### WHAT NEEDS TO BE DONE
Copy each of the following entries word for word, with nothing changed.

### LISTING
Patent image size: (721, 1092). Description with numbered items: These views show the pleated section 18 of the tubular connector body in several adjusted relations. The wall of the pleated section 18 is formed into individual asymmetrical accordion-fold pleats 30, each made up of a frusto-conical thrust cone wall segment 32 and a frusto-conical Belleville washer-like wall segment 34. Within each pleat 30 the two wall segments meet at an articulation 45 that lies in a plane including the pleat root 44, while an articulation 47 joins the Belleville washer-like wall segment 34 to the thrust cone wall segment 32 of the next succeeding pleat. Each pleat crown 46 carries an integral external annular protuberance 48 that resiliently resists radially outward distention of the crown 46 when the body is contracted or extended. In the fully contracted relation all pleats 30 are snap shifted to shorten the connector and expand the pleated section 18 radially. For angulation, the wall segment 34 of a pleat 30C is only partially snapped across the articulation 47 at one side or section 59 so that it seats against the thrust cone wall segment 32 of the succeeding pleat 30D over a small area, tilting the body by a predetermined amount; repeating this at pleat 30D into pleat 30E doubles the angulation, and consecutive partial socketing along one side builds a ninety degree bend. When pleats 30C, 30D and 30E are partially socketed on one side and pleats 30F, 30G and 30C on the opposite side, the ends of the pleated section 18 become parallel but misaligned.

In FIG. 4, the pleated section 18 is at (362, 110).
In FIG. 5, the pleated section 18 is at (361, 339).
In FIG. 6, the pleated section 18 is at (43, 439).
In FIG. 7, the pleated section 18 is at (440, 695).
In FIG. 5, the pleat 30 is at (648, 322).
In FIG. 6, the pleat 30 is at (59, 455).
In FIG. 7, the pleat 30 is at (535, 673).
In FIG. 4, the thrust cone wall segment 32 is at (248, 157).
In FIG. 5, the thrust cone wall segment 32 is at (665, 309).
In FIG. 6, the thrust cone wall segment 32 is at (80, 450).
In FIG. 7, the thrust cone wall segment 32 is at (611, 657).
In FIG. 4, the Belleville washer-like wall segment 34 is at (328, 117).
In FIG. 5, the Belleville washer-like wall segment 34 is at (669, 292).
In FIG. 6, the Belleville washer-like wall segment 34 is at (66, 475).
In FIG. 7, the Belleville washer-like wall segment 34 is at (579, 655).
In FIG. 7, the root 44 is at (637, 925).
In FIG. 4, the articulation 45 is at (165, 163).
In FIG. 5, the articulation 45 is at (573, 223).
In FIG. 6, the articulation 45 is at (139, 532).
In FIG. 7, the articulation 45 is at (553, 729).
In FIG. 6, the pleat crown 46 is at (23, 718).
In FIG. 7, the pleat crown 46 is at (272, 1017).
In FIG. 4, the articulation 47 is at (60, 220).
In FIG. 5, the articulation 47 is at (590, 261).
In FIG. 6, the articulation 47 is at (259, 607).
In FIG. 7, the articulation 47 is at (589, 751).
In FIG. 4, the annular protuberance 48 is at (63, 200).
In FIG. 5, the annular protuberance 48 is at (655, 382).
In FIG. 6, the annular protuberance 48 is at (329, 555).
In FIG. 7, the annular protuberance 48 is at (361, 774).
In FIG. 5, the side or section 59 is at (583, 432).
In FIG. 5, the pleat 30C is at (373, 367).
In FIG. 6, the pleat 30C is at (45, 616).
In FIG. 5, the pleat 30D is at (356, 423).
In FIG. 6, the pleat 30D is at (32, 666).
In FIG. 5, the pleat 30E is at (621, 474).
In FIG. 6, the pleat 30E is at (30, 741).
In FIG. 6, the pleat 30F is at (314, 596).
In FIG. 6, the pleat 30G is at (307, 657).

### EXERCISE OUTPUT
Patent image size: (721, 1092). Description with numbered items: These views show the pleated section 18 of the tubular connector body in several adjusted relations. The wall of the pleated section 18 is formed into individual asymmetrical accordion-fold pleats 30, each made up of a frusto-conical thrust cone wall segment 32 and a frusto-conical Belleville washer-like wall segment 34. Within each pleat 30 the two wall segments meet at an articulation 45 that lies in a plane including the pleat root 44, while an articulation 47 joins the Belleville washer-like wall segment 34 to the thrust cone wall segment 32 of the next succeeding pleat. Each pleat crown 46 carries an integral external annular protuberance 48 that resiliently resists radially outward distention of the crown 46 when the body is contracted or extended. In the fully contracted relation all pleats 30 are snap shifted to shorten the connector and expand the pleated section 18 radially. For angulation, the wall segment 34 of a pleat 30C is only partially snapped across the articulation 47 at one side or section 59 so that it seats against the thrust cone wall segment 32 of the succeeding pleat 30D over a small area, tilting the body by a predetermined amount; repeating this at pleat 30D into pleat 30E doubles the angulation, and consecutive partial socketing along one side builds a ninety degree bend. When pleats 30C, 30D and 30E are partially socketed on one side and pleats 30F, 30G and 30C on the opposite side, the ends of the pleated section 18 become parallel but misaligned.

In FIG. 4, the pleated section 18 is at (362, 110).
In FIG. 5, the pleated section 18 is at (361, 339).
In FIG. 6, the pleated section 18 is at (43, 439).
In FIG. 7, the pleated section 18 is at (440, 695).
In FIG. 5, the pleat 30 is at (648, 322).
In FIG. 6, the pleat 30 is at (59, 455).
In FIG. 7, the pleat 30 is at (535, 673).
In FIG. 4, the thrust cone wall segment 32 is at (248, 157).
In FIG. 5, the thrust cone wall segment 32 is at (665, 309).
In FIG. 6, the thrust cone wall segment 32 is at (80, 450).
In FIG. 7, the thrust cone wall segment 32 is at (611, 657).
In FIG. 4, the Belleville washer-like wall segment 34 is at (328, 117).
In FIG. 5, the Belleville washer-like wall segment 34 is at (669, 292).
In FIG. 6, the Belleville washer-like wall segment 34 is at (66, 475).
In FIG. 7, the Belleville washer-like wall segment 34 is at (579, 655).
In FIG. 7, the root 44 is at (637, 925).
In FIG. 4, the articulation 45 is at (165, 163).
In FIG. 5, the articulation 45 is at (573, 223).
In FIG. 6, the articulation 45 is at (139, 532).
In FIG. 7, the articulation 45 is at (553, 729).
In FIG. 6, the pleat crown 46 is at (23, 718).
In FIG. 7, the pleat crown 46 is at (272, 1017).
In FIG. 4, the articulation 47 is at (60, 220).
In FIG. 5, the articulation 47 is at (590, 261).
In FIG. 6, the articulation 47 is at (259, 607).
In FIG. 7, the articulation 47 is at (589, 751).
In FIG. 4, the annular protuberance 48 is at (63, 200).
In FIG. 5, the annular protuberance 48 is at (655, 382).
In FIG. 6, the annular protuberance 48 is at (329, 555).
In FIG. 7, the annular protuberance 48 is at (361, 774).
In FIG. 5, the side or section 59 is at (583, 432).
In FIG. 5, the pleat 30C is at (373, 367).
In FIG. 6, the pleat 30C is at (45, 616).
In FIG. 5, the pleat 30D is at (356, 423).
In FIG. 6, the pleat 30D is at (32, 666).
In FIG. 5, the pleat 30E is at (621, 474).
In FIG. 6, the pleat 30E is at (30, 741).
In FIG. 6, the pleat 30F is at (314, 596).
In FIG. 6, the pleat 30G is at (307, 657).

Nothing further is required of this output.